*WRITTEN INSTRUCTION*:
Rewrite every one of the records, changing each "grade-badge" to "role-badge" and keeping everything else the same, and omit the pictures from your answer.

*INPUT*:
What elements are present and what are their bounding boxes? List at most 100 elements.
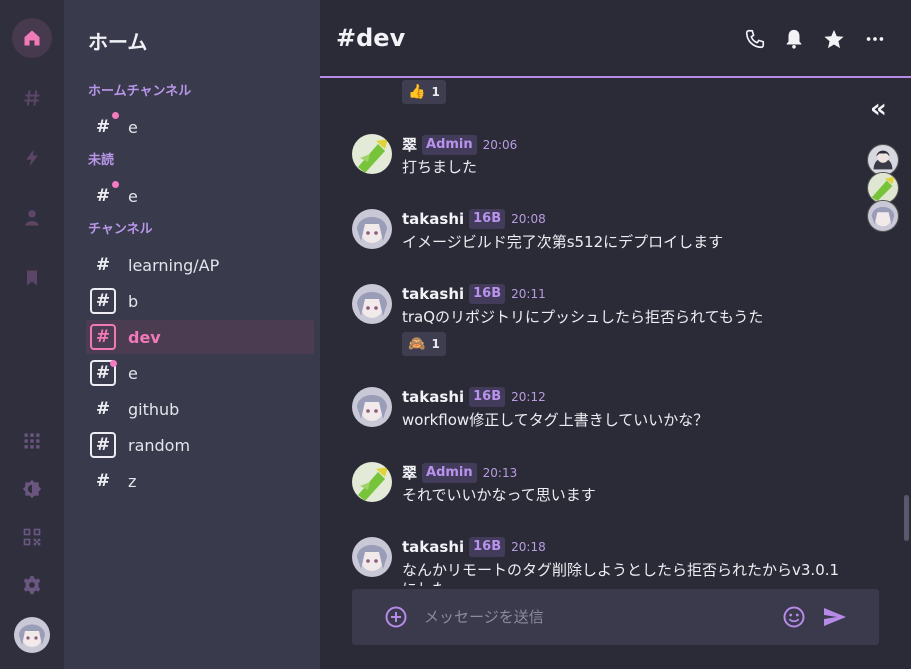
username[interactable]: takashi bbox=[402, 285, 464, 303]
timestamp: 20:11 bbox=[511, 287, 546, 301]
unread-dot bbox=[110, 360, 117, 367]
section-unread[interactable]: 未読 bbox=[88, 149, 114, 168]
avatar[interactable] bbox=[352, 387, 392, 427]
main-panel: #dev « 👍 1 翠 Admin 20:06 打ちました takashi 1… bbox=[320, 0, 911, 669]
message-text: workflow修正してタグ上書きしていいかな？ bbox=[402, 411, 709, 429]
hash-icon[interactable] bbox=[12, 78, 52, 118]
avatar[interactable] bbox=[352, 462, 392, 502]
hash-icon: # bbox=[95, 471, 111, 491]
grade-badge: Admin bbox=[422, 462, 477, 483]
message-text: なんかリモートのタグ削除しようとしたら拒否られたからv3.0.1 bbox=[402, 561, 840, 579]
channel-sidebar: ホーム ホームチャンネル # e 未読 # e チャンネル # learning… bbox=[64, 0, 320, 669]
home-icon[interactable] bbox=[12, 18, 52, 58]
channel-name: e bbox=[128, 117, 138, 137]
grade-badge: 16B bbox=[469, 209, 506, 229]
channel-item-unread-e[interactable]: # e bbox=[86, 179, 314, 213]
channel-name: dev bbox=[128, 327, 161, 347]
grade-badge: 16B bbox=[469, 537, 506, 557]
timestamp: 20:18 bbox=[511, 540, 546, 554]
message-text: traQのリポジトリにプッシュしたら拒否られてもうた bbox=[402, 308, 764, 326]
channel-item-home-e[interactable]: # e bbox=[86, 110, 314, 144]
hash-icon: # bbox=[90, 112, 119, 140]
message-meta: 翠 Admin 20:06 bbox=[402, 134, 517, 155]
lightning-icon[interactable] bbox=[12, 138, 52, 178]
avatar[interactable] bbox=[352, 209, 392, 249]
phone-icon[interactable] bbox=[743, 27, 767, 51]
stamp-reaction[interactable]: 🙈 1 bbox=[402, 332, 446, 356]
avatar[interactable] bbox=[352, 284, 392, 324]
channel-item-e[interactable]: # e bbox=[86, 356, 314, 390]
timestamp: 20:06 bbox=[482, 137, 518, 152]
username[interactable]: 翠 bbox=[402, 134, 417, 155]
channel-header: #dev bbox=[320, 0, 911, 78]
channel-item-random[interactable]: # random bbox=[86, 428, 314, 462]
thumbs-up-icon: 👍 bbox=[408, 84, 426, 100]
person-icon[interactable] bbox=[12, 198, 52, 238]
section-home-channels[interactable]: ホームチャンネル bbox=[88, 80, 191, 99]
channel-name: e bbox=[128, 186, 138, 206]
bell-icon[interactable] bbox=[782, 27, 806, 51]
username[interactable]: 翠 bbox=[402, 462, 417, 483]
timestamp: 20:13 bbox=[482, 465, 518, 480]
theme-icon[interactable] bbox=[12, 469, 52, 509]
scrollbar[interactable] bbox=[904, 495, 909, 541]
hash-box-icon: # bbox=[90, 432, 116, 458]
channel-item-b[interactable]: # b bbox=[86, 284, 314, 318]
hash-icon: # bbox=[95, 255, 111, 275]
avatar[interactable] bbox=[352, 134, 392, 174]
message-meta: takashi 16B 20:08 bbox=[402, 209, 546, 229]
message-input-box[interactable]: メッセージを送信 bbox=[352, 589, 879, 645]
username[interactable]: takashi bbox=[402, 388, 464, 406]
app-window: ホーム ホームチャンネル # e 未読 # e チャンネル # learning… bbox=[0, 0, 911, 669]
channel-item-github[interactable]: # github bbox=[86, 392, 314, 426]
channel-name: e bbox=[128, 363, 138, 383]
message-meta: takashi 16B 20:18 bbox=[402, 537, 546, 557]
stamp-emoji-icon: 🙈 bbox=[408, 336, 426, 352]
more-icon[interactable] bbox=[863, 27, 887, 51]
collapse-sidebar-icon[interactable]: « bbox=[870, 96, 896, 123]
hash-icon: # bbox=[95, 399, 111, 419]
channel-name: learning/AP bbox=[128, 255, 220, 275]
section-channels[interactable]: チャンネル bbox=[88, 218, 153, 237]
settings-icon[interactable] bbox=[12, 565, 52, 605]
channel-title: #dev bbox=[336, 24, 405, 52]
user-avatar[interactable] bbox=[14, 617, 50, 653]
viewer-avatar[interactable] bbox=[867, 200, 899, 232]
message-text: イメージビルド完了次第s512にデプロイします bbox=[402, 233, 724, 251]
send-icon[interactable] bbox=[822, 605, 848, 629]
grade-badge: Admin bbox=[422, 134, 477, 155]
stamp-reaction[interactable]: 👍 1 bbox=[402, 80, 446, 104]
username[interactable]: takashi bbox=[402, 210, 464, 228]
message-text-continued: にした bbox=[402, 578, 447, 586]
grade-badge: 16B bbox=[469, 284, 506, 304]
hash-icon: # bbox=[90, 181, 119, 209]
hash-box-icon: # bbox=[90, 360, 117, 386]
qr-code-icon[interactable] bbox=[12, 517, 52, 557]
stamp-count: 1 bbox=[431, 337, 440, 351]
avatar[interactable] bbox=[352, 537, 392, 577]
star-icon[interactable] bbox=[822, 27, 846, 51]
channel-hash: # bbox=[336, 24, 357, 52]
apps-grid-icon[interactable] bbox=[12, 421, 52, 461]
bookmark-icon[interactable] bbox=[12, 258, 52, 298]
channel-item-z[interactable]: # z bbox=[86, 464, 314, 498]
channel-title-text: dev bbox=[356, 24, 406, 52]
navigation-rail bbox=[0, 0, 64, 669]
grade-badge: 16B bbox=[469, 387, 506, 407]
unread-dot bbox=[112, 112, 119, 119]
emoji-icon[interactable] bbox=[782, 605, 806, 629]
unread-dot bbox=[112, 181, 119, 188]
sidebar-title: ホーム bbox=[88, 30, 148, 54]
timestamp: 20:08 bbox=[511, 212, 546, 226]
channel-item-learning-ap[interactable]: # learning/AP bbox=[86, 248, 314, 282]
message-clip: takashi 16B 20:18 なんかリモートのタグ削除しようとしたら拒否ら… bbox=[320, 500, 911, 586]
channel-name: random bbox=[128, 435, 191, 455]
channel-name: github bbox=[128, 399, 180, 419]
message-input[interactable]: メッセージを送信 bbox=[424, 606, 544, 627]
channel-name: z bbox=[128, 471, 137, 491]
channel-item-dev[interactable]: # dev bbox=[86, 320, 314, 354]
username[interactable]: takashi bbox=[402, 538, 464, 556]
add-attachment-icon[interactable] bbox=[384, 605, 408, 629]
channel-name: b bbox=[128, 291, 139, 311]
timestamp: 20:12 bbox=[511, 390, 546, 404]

*COMPLETE RESPONSE*:
What elements are present and what are their bounding boxes? List at most 100 elements.
username[interactable]: takashi bbox=[402, 285, 464, 303]
timestamp: 20:11 bbox=[511, 287, 546, 301]
unread-dot bbox=[110, 360, 117, 367]
section-unread[interactable]: 未読 bbox=[88, 149, 114, 168]
avatar[interactable] bbox=[352, 387, 392, 427]
main-panel: #dev « 👍 1 翠 Admin 20:06 打ちました takashi 1… bbox=[320, 0, 911, 669]
message-text: workflow修正してタグ上書きしていいかな？ bbox=[402, 411, 709, 429]
hash-icon[interactable] bbox=[12, 78, 52, 118]
avatar[interactable] bbox=[352, 462, 392, 502]
hash-icon: # bbox=[95, 471, 111, 491]
role-badge: Admin bbox=[422, 462, 477, 483]
message-text: なんかリモートのタグ削除しようとしたら拒否られたからv3.0.1 bbox=[402, 561, 840, 579]
channel-sidebar: ホーム ホームチャンネル # e 未読 # e チャンネル # learning… bbox=[64, 0, 320, 669]
home-icon[interactable] bbox=[12, 18, 52, 58]
channel-name: e bbox=[128, 117, 138, 137]
role-badge: 16B bbox=[469, 209, 506, 229]
channel-item-unread-e[interactable]: # e bbox=[86, 179, 314, 213]
channel-name: dev bbox=[128, 327, 161, 347]
role-badge: 16B bbox=[469, 537, 506, 557]
timestamp: 20:18 bbox=[511, 540, 546, 554]
message-text: traQのリポジトリにプッシュしたら拒否られてもうた bbox=[402, 308, 764, 326]
channel-item-home-e[interactable]: # e bbox=[86, 110, 314, 144]
hash-icon: # bbox=[90, 112, 119, 140]
message-meta: 翠 Admin 20:06 bbox=[402, 134, 517, 155]
lightning-icon[interactable] bbox=[12, 138, 52, 178]
avatar[interactable] bbox=[352, 209, 392, 249]
phone-icon[interactable] bbox=[743, 27, 767, 51]
stamp-reaction[interactable]: 🙈 1 bbox=[402, 332, 446, 356]
avatar[interactable] bbox=[352, 284, 392, 324]
channel-item-e[interactable]: # e bbox=[86, 356, 314, 390]
timestamp: 20:06 bbox=[482, 137, 518, 152]
username[interactable]: 翠 bbox=[402, 134, 417, 155]
channel-header: #dev bbox=[320, 0, 911, 78]
channel-item-random[interactable]: # random bbox=[86, 428, 314, 462]
thumbs-up-icon: 👍 bbox=[408, 84, 426, 100]
person-icon[interactable] bbox=[12, 198, 52, 238]
section-home-channels[interactable]: ホームチャンネル bbox=[88, 80, 191, 99]
channel-name: e bbox=[128, 186, 138, 206]
bell-icon[interactable] bbox=[782, 27, 806, 51]
username[interactable]: 翠 bbox=[402, 462, 417, 483]
timestamp: 20:13 bbox=[482, 465, 518, 480]
theme-icon[interactable] bbox=[12, 469, 52, 509]
scrollbar[interactable] bbox=[904, 495, 909, 541]
hash-box-icon: # bbox=[90, 432, 116, 458]
channel-item-b[interactable]: # b bbox=[86, 284, 314, 318]
hash-icon: # bbox=[95, 255, 111, 275]
avatar[interactable] bbox=[352, 134, 392, 174]
message-meta: takashi 16B 20:08 bbox=[402, 209, 546, 229]
message-input-box[interactable]: メッセージを送信 bbox=[352, 589, 879, 645]
username[interactable]: takashi bbox=[402, 388, 464, 406]
app-window: ホーム ホームチャンネル # e 未読 # e チャンネル # learning… bbox=[0, 0, 911, 669]
channel-item-github[interactable]: # github bbox=[86, 392, 314, 426]
channel-name: e bbox=[128, 363, 138, 383]
message-meta: takashi 16B 20:18 bbox=[402, 537, 546, 557]
stamp-emoji-icon: 🙈 bbox=[408, 336, 426, 352]
more-icon[interactable] bbox=[863, 27, 887, 51]
collapse-sidebar-icon[interactable]: « bbox=[870, 96, 896, 123]
hash-icon: # bbox=[95, 399, 111, 419]
channel-name: learning/AP bbox=[128, 255, 220, 275]
section-channels[interactable]: チャンネル bbox=[88, 218, 153, 237]
settings-icon[interactable] bbox=[12, 565, 52, 605]
channel-title: #dev bbox=[336, 24, 405, 52]
user-avatar[interactable] bbox=[14, 617, 50, 653]
viewer-avatar[interactable] bbox=[867, 200, 899, 232]
message-text: イメージビルド完了次第s512にデプロイします bbox=[402, 233, 724, 251]
send-icon[interactable] bbox=[822, 605, 848, 629]
role-badge: Admin bbox=[422, 134, 477, 155]
stamp-reaction[interactable]: 👍 1 bbox=[402, 80, 446, 104]
username[interactable]: takashi bbox=[402, 210, 464, 228]
message-text-continued: にした bbox=[402, 578, 447, 586]
role-badge: 16B bbox=[469, 284, 506, 304]
hash-icon: # bbox=[90, 181, 119, 209]
hash-box-icon: # bbox=[90, 360, 117, 386]
qr-code-icon[interactable] bbox=[12, 517, 52, 557]
stamp-count: 1 bbox=[431, 337, 440, 351]
avatar[interactable] bbox=[352, 537, 392, 577]
star-icon[interactable] bbox=[822, 27, 846, 51]
channel-hash: # bbox=[336, 24, 357, 52]
apps-grid-icon[interactable] bbox=[12, 421, 52, 461]
bookmark-icon[interactable] bbox=[12, 258, 52, 298]
channel-item-z[interactable]: # z bbox=[86, 464, 314, 498]
channel-title-text: dev bbox=[356, 24, 406, 52]
navigation-rail bbox=[0, 0, 64, 669]
role-badge: 16B bbox=[469, 387, 506, 407]
unread-dot bbox=[112, 112, 119, 119]
emoji-icon[interactable] bbox=[782, 605, 806, 629]
unread-dot bbox=[112, 181, 119, 188]
sidebar-title: ホーム bbox=[88, 30, 148, 54]
timestamp: 20:08 bbox=[511, 212, 546, 226]
channel-item-learning-ap[interactable]: # learning/AP bbox=[86, 248, 314, 282]
message-clip: takashi 16B 20:18 なんかリモートのタグ削除しようとしたら拒否ら… bbox=[320, 500, 911, 586]
channel-name: random bbox=[128, 435, 191, 455]
channel-name: github bbox=[128, 399, 180, 419]
message-input[interactable]: メッセージを送信 bbox=[424, 606, 544, 627]
channel-name: z bbox=[128, 471, 137, 491]
channel-item-dev[interactable]: # dev bbox=[86, 320, 314, 354]
username[interactable]: takashi bbox=[402, 538, 464, 556]
add-attachment-icon[interactable] bbox=[384, 605, 408, 629]
channel-name: b bbox=[128, 291, 139, 311]
timestamp: 20:12 bbox=[511, 390, 546, 404]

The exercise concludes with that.